:: WHAT THE TASK ASKS ::
Report every line below that holds the word "name".

:: DATA EXTRACT ::
☆ ☆ ☆
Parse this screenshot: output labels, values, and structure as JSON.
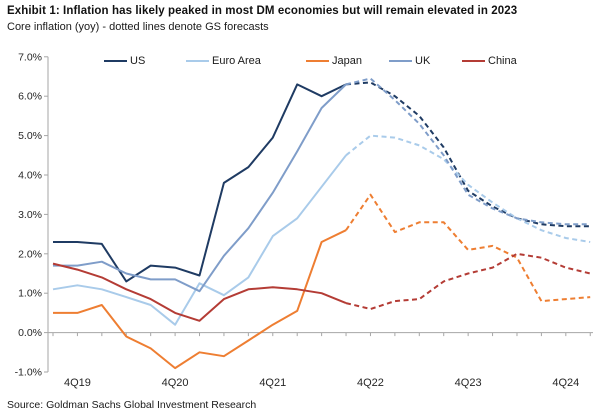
{
  "header": {
    "title": "Exhibit 1: Inflation has likely peaked in most DM economies but will remain elevated in 2023",
    "subtitle": "Core inflation (yoy) - dotted lines denote GS forecasts"
  },
  "footer": {
    "source": "Source: Goldman Sachs Global Investment Research"
  },
  "chart_data": {
    "type": "line",
    "title": "Exhibit 1: Inflation has likely peaked in most DM economies but will remain elevated in 2023",
    "subtitle": "Core inflation (yoy) - dotted lines denote GS forecasts",
    "x": [
      "3Q19",
      "4Q19",
      "1Q20",
      "2Q20",
      "3Q20",
      "4Q20",
      "1Q21",
      "2Q21",
      "3Q21",
      "4Q21",
      "1Q22",
      "2Q22",
      "3Q22",
      "4Q22",
      "1Q23",
      "2Q23",
      "3Q23",
      "4Q23",
      "1Q24",
      "2Q24",
      "3Q24",
      "4Q24",
      "1Q25"
    ],
    "x_tick_labels": [
      "4Q19",
      "4Q20",
      "4Q21",
      "4Q22",
      "4Q23",
      "4Q24"
    ],
    "x_tick_indices": [
      1,
      5,
      9,
      13,
      17,
      21
    ],
    "y_tick_labels": [
      "7.0%",
      "6.0%",
      "5.0%",
      "4.0%",
      "3.0%",
      "2.0%",
      "1.0%",
      "0.0%",
      "-1.0%"
    ],
    "y_tick_values": [
      7,
      6,
      5,
      4,
      3,
      2,
      1,
      0,
      -1
    ],
    "ylim": [
      -1.0,
      7.0
    ],
    "grid": false,
    "legend_position": "top",
    "forecast_note": "dotted lines denote GS forecasts",
    "forecast_start_index": 12,
    "axis_color": "#a6a6a6",
    "series": [
      {
        "name": "US",
        "color": "#1f3b63",
        "values": [
          2.3,
          2.3,
          2.25,
          1.3,
          1.7,
          1.65,
          1.45,
          3.8,
          4.2,
          4.95,
          6.3,
          6.0,
          6.3,
          6.35,
          6.0,
          5.5,
          4.7,
          3.6,
          3.2,
          2.9,
          2.75,
          2.7,
          2.7
        ]
      },
      {
        "name": "Euro Area",
        "color": "#a9cbea",
        "values": [
          1.1,
          1.2,
          1.1,
          0.9,
          0.7,
          0.2,
          1.25,
          0.95,
          1.4,
          2.45,
          2.9,
          3.7,
          4.5,
          5.0,
          4.95,
          4.75,
          4.4,
          3.75,
          3.3,
          2.9,
          2.6,
          2.4,
          2.3
        ]
      },
      {
        "name": "Japan",
        "color": "#ee7e32",
        "values": [
          0.5,
          0.5,
          0.7,
          -0.1,
          -0.4,
          -0.9,
          -0.5,
          -0.6,
          -0.2,
          0.2,
          0.55,
          2.3,
          2.6,
          3.5,
          2.55,
          2.8,
          2.8,
          2.1,
          2.2,
          1.9,
          0.8,
          0.85,
          0.9
        ]
      },
      {
        "name": "UK",
        "color": "#7f9dc9",
        "values": [
          1.7,
          1.7,
          1.8,
          1.5,
          1.35,
          1.35,
          1.05,
          1.95,
          2.65,
          3.55,
          4.6,
          5.7,
          6.3,
          6.45,
          5.9,
          5.3,
          4.5,
          3.5,
          3.15,
          2.9,
          2.8,
          2.75,
          2.75
        ]
      },
      {
        "name": "China",
        "color": "#b43c35",
        "values": [
          1.75,
          1.6,
          1.4,
          1.1,
          0.85,
          0.5,
          0.3,
          0.85,
          1.1,
          1.15,
          1.1,
          1.0,
          0.75,
          0.6,
          0.8,
          0.85,
          1.3,
          1.5,
          1.65,
          2.0,
          1.9,
          1.65,
          1.5
        ]
      }
    ]
  }
}
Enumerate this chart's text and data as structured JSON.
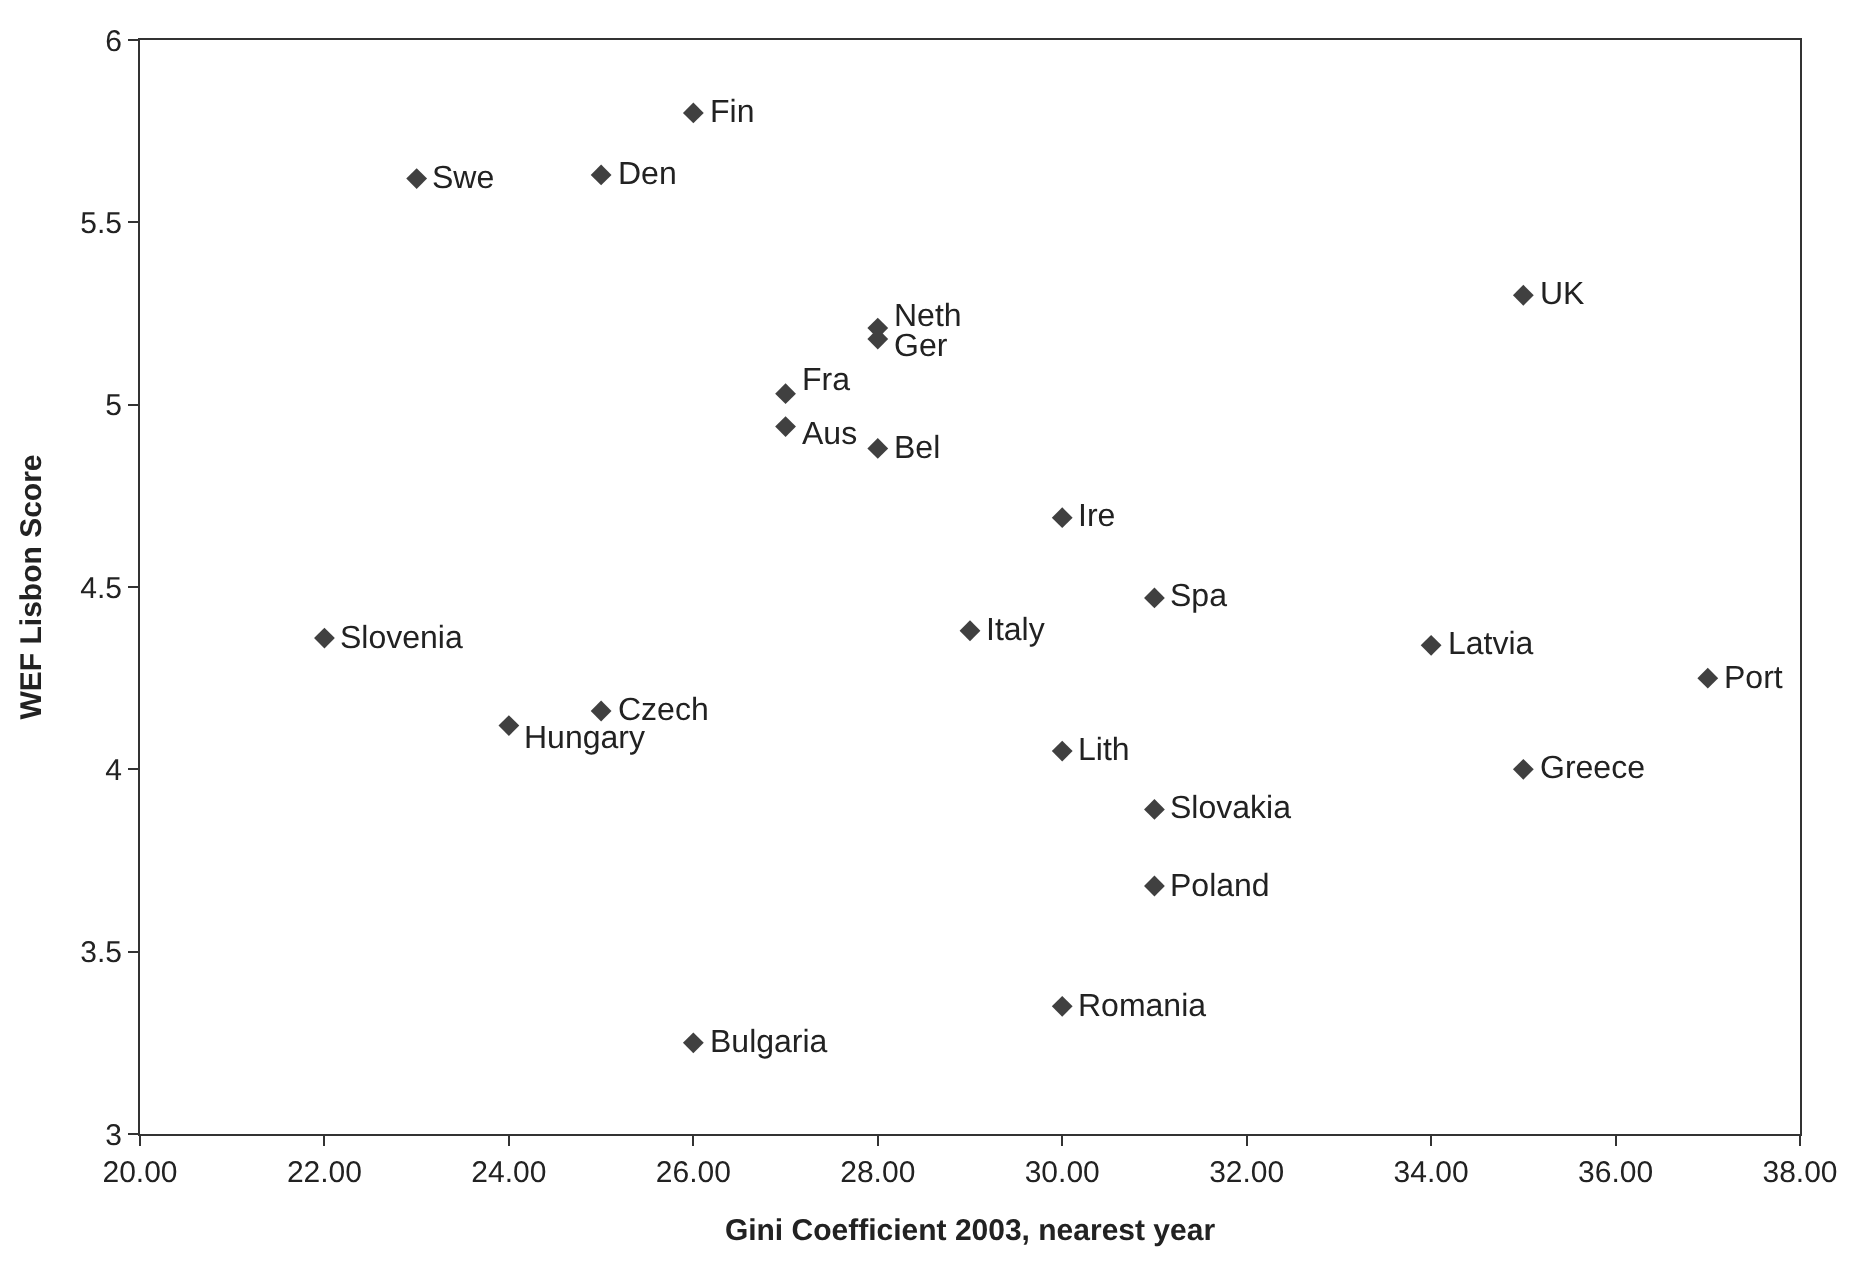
{
  "chart_data": {
    "type": "scatter",
    "xlabel": "Gini Coefficient 2003, nearest year",
    "ylabel": "WEF Lisbon Score",
    "x": [
      26,
      23,
      25,
      28,
      28,
      35,
      27,
      27,
      28,
      30,
      31,
      29,
      22,
      34,
      37,
      25,
      24,
      30,
      35,
      31,
      31,
      30,
      26
    ],
    "series": [
      {
        "color": "#404040",
        "values": [
          5.8,
          5.62,
          5.63,
          5.21,
          5.18,
          5.3,
          5.03,
          4.94,
          4.88,
          4.69,
          4.47,
          4.38,
          4.36,
          4.34,
          4.25,
          4.16,
          4.12,
          4.05,
          4.0,
          3.89,
          3.68,
          3.35,
          3.25
        ]
      }
    ],
    "annotations": [
      {
        "text": "Fin",
        "x": 26,
        "y": 5.8
      },
      {
        "text": "Swe",
        "x": 23,
        "y": 5.62
      },
      {
        "text": "Den",
        "x": 25,
        "y": 5.63
      },
      {
        "text": "Neth",
        "x": 28,
        "y": 5.21
      },
      {
        "text": "Ger",
        "x": 28,
        "y": 5.18
      },
      {
        "text": "UK",
        "x": 35,
        "y": 5.3
      },
      {
        "text": "Fra",
        "x": 27,
        "y": 5.03
      },
      {
        "text": "Aus",
        "x": 27,
        "y": 4.94
      },
      {
        "text": "Bel",
        "x": 28,
        "y": 4.88
      },
      {
        "text": "Ire",
        "x": 30,
        "y": 4.69
      },
      {
        "text": "Spa",
        "x": 31,
        "y": 4.47
      },
      {
        "text": "Italy",
        "x": 29,
        "y": 4.38
      },
      {
        "text": "Slovenia",
        "x": 22,
        "y": 4.36
      },
      {
        "text": "Latvia",
        "x": 34,
        "y": 4.34
      },
      {
        "text": "Port",
        "x": 37,
        "y": 4.25
      },
      {
        "text": "Czech",
        "x": 25,
        "y": 4.16
      },
      {
        "text": "Hungary",
        "x": 24,
        "y": 4.12
      },
      {
        "text": "Lith",
        "x": 30,
        "y": 4.05
      },
      {
        "text": "Greece",
        "x": 35,
        "y": 4.0
      },
      {
        "text": "Slovakia",
        "x": 31,
        "y": 3.89
      },
      {
        "text": "Poland",
        "x": 31,
        "y": 3.68
      },
      {
        "text": "Romania",
        "x": 30,
        "y": 3.35
      },
      {
        "text": "Bulgaria",
        "x": 26,
        "y": 3.25
      }
    ],
    "xlim": [
      20,
      38
    ],
    "xticks": [
      {
        "value": 20,
        "label": "20.00"
      },
      {
        "value": 22,
        "label": "22.00"
      },
      {
        "value": 24,
        "label": "24.00"
      },
      {
        "value": 26,
        "label": "26.00"
      },
      {
        "value": 28,
        "label": "28.00"
      },
      {
        "value": 30,
        "label": "30.00"
      },
      {
        "value": 32,
        "label": "32.00"
      },
      {
        "value": 34,
        "label": "34.00"
      },
      {
        "value": 36,
        "label": "36.00"
      },
      {
        "value": 38,
        "label": "38.00"
      }
    ],
    "ylim": [
      3,
      6
    ],
    "yticks": [
      3,
      3.5,
      4,
      4.5,
      5,
      5.5,
      6
    ],
    "marker": "diamond"
  }
}
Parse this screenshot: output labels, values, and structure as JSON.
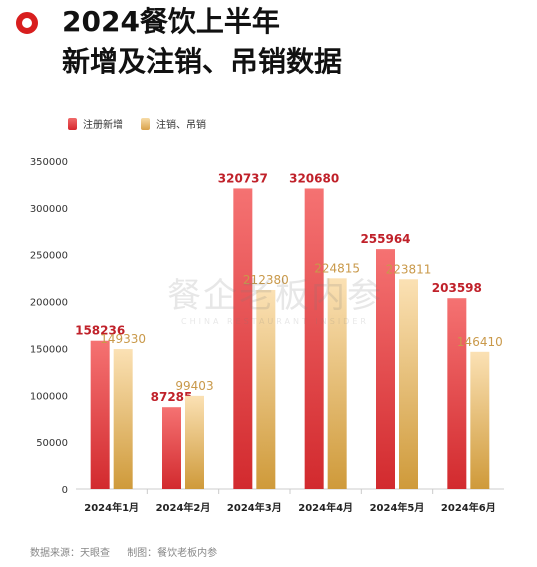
{
  "title": {
    "line1": "2024餐饮上半年",
    "line2": "新增及注销、吊销数据"
  },
  "watermark": {
    "main": "餐企老板内参",
    "sub": "CHINA RESTAURANT INSIDER"
  },
  "source": {
    "data": "数据来源：天眼查",
    "made": "制图：餐饮老板内参"
  },
  "colors": {
    "accent": "#d81e1e",
    "new_top": "#f57272",
    "new_bottom": "#d22a2e",
    "cancel_top": "#fbe1b4",
    "cancel_bottom": "#cf9a3a"
  },
  "chart_data": {
    "type": "bar",
    "title": "2024餐饮上半年新增及注销、吊销数据",
    "categories": [
      "2024年1月",
      "2024年2月",
      "2024年3月",
      "2024年4月",
      "2024年5月",
      "2024年6月"
    ],
    "series": [
      {
        "name": "注册新增",
        "values": [
          158236,
          87285,
          320737,
          320680,
          255964,
          203598
        ],
        "label_color": "#c0212a"
      },
      {
        "name": "注销、吊销",
        "values": [
          149330,
          99403,
          212380,
          224815,
          223811,
          146410
        ],
        "label_color": "#c9994a"
      }
    ],
    "ylim": [
      0,
      350000
    ],
    "yticks": [
      0,
      50000,
      100000,
      150000,
      200000,
      250000,
      300000,
      350000
    ],
    "grid": false,
    "legend_position": "top-left"
  }
}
☆ ☆ ☆
:: COMPLETED EXERCISE ::
        "name": "US",
        "name": "Euro Area",
        "name": "Japan",
        "name": "UK",
        "name": "China",
        "name": "注册新增",
        "name": "注销、吊销",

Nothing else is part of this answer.